[start]
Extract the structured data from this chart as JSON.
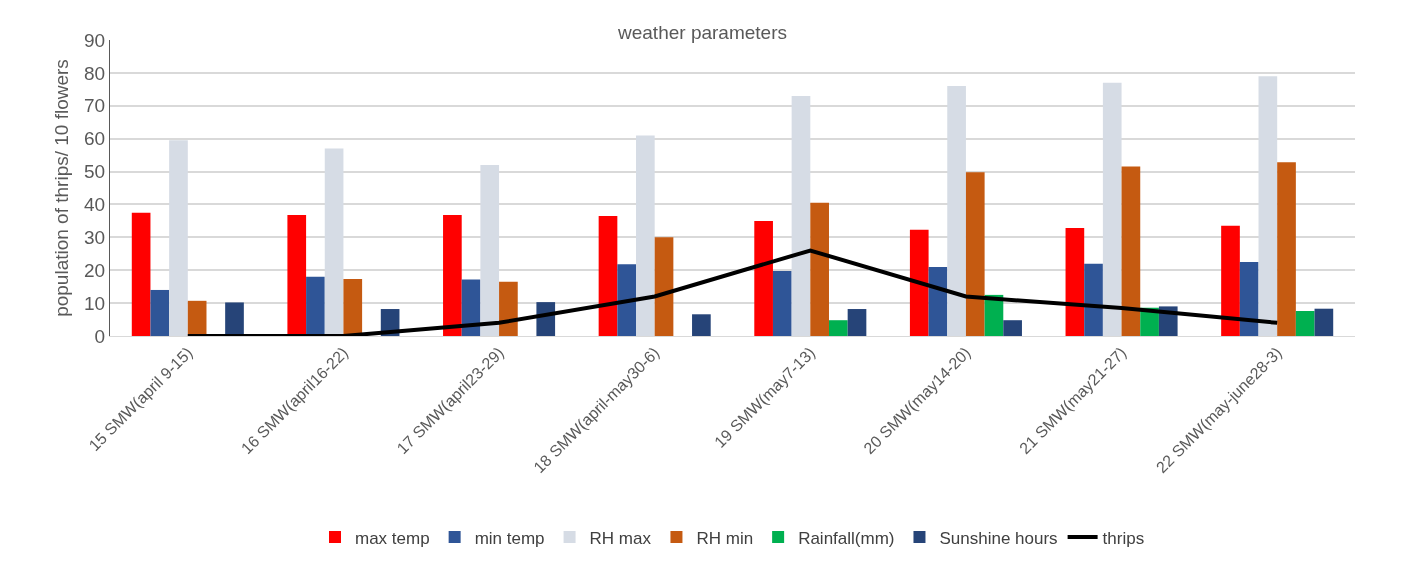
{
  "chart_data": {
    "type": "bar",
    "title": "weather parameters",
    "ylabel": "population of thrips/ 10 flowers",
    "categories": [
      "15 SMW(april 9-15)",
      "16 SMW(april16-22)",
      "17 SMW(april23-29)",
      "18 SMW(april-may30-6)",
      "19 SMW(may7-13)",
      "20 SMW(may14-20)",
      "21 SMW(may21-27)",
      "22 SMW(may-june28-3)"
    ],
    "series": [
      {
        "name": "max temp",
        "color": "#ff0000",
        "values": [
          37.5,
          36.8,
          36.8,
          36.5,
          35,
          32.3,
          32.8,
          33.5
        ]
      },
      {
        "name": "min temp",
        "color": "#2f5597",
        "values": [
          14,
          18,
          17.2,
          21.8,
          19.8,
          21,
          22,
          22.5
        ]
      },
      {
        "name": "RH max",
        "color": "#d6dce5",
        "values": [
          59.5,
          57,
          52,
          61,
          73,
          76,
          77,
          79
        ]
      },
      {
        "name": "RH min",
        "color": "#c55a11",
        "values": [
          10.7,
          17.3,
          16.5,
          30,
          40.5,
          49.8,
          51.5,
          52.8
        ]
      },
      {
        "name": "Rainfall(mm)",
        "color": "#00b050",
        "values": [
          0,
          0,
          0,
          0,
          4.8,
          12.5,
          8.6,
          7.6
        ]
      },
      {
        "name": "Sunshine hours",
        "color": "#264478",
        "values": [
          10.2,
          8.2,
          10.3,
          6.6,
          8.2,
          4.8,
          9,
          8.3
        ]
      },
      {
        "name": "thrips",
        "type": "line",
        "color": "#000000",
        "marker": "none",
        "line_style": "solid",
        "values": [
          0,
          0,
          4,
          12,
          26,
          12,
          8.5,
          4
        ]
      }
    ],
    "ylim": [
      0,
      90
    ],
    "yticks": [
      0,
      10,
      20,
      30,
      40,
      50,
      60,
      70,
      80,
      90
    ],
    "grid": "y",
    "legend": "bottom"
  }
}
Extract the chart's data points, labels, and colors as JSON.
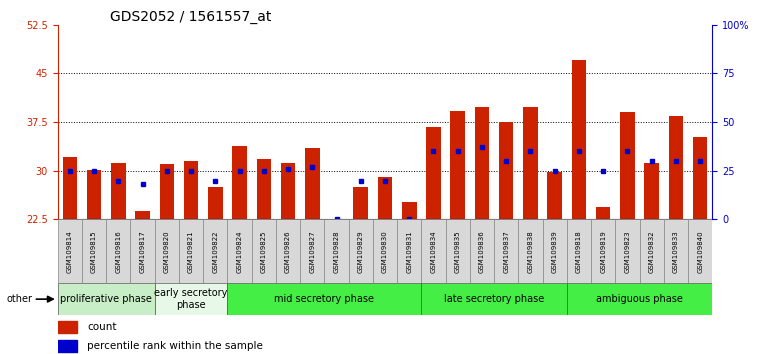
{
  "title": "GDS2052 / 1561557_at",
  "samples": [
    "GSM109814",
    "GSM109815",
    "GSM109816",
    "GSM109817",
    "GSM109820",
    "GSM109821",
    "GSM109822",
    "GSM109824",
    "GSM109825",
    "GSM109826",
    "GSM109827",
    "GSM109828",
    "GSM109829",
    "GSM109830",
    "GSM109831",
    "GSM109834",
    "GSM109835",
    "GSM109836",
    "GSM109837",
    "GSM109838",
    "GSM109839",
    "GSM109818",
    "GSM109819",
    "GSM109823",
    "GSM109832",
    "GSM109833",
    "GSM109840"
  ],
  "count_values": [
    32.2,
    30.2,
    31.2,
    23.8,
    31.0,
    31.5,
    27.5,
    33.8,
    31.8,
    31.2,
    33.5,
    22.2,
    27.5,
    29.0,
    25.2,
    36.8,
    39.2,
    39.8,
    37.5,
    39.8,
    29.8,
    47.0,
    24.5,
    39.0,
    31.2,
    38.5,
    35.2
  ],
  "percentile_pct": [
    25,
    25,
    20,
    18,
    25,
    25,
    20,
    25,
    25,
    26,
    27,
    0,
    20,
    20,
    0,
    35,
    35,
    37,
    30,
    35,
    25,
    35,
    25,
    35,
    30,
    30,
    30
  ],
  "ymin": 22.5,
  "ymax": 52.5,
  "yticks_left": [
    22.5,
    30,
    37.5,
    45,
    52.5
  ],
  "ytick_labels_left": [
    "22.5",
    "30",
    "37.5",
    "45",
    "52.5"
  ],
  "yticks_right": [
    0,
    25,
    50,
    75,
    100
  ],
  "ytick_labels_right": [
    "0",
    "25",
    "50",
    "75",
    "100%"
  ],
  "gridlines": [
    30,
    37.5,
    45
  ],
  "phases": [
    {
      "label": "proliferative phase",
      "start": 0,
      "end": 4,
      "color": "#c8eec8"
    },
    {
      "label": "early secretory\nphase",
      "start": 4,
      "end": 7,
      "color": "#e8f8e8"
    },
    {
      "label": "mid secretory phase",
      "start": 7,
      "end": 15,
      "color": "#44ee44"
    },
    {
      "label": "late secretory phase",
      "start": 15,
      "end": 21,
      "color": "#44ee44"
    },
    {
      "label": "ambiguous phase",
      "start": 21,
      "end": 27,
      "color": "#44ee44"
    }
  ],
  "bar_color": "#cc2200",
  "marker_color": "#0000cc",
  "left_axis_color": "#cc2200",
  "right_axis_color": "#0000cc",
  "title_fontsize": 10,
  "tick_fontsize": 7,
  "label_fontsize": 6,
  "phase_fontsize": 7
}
[end]
(Work to do)
All entries must be written out again exactly as given, with no pictures in the copy.

(Final result)
Extract the structured data from this chart as JSON.
{
  "chart_data": {
    "type": "bar",
    "title": "weather parameters",
    "ylabel": "population of thrips/ 10 flowers",
    "categories": [
      "15 SMW(april 9-15)",
      "16 SMW(april16-22)",
      "17 SMW(april23-29)",
      "18 SMW(april-may30-6)",
      "19 SMW(may7-13)",
      "20 SMW(may14-20)",
      "21 SMW(may21-27)",
      "22 SMW(may-june28-3)"
    ],
    "series": [
      {
        "name": "max temp",
        "color": "#ff0000",
        "values": [
          37.5,
          36.8,
          36.8,
          36.5,
          35,
          32.3,
          32.8,
          33.5
        ]
      },
      {
        "name": "min temp",
        "color": "#2f5597",
        "values": [
          14,
          18,
          17.2,
          21.8,
          19.8,
          21,
          22,
          22.5
        ]
      },
      {
        "name": "RH max",
        "color": "#d6dce5",
        "values": [
          59.5,
          57,
          52,
          61,
          73,
          76,
          77,
          79
        ]
      },
      {
        "name": "RH min",
        "color": "#c55a11",
        "values": [
          10.7,
          17.3,
          16.5,
          30,
          40.5,
          49.8,
          51.5,
          52.8
        ]
      },
      {
        "name": "Rainfall(mm)",
        "color": "#00b050",
        "values": [
          0,
          0,
          0,
          0,
          4.8,
          12.5,
          8.6,
          7.6
        ]
      },
      {
        "name": "Sunshine hours",
        "color": "#264478",
        "values": [
          10.2,
          8.2,
          10.3,
          6.6,
          8.2,
          4.8,
          9,
          8.3
        ]
      },
      {
        "name": "thrips",
        "type": "line",
        "color": "#000000",
        "marker": "none",
        "line_style": "solid",
        "values": [
          0,
          0,
          4,
          12,
          26,
          12,
          8.5,
          4
        ]
      }
    ],
    "ylim": [
      0,
      90
    ],
    "yticks": [
      0,
      10,
      20,
      30,
      40,
      50,
      60,
      70,
      80,
      90
    ],
    "grid": "y",
    "legend": "bottom"
  }
}
Extract the chart's data points, labels, and colors as JSON.
{
  "title": "GDS2052 / 1561557_at",
  "samples": [
    "GSM109814",
    "GSM109815",
    "GSM109816",
    "GSM109817",
    "GSM109820",
    "GSM109821",
    "GSM109822",
    "GSM109824",
    "GSM109825",
    "GSM109826",
    "GSM109827",
    "GSM109828",
    "GSM109829",
    "GSM109830",
    "GSM109831",
    "GSM109834",
    "GSM109835",
    "GSM109836",
    "GSM109837",
    "GSM109838",
    "GSM109839",
    "GSM109818",
    "GSM109819",
    "GSM109823",
    "GSM109832",
    "GSM109833",
    "GSM109840"
  ],
  "count_values": [
    32.2,
    30.2,
    31.2,
    23.8,
    31.0,
    31.5,
    27.5,
    33.8,
    31.8,
    31.2,
    33.5,
    22.2,
    27.5,
    29.0,
    25.2,
    36.8,
    39.2,
    39.8,
    37.5,
    39.8,
    29.8,
    47.0,
    24.5,
    39.0,
    31.2,
    38.5,
    35.2
  ],
  "percentile_pct": [
    25,
    25,
    20,
    18,
    25,
    25,
    20,
    25,
    25,
    26,
    27,
    0,
    20,
    20,
    0,
    35,
    35,
    37,
    30,
    35,
    25,
    35,
    25,
    35,
    30,
    30,
    30
  ],
  "ymin": 22.5,
  "ymax": 52.5,
  "yticks_left": [
    22.5,
    30,
    37.5,
    45,
    52.5
  ],
  "ytick_labels_left": [
    "22.5",
    "30",
    "37.5",
    "45",
    "52.5"
  ],
  "yticks_right": [
    0,
    25,
    50,
    75,
    100
  ],
  "ytick_labels_right": [
    "0",
    "25",
    "50",
    "75",
    "100%"
  ],
  "gridlines": [
    30,
    37.5,
    45
  ],
  "phases": [
    {
      "label": "proliferative phase",
      "start": 0,
      "end": 4,
      "color": "#c8eec8"
    },
    {
      "label": "early secretory\nphase",
      "start": 4,
      "end": 7,
      "color": "#e8f8e8"
    },
    {
      "label": "mid secretory phase",
      "start": 7,
      "end": 15,
      "color": "#44ee44"
    },
    {
      "label": "late secretory phase",
      "start": 15,
      "end": 21,
      "color": "#44ee44"
    },
    {
      "label": "ambiguous phase",
      "start": 21,
      "end": 27,
      "color": "#44ee44"
    }
  ],
  "bar_color": "#cc2200",
  "marker_color": "#0000cc",
  "left_axis_color": "#cc2200",
  "right_axis_color": "#0000cc",
  "title_fontsize": 10,
  "tick_fontsize": 7,
  "label_fontsize": 6,
  "phase_fontsize": 7
}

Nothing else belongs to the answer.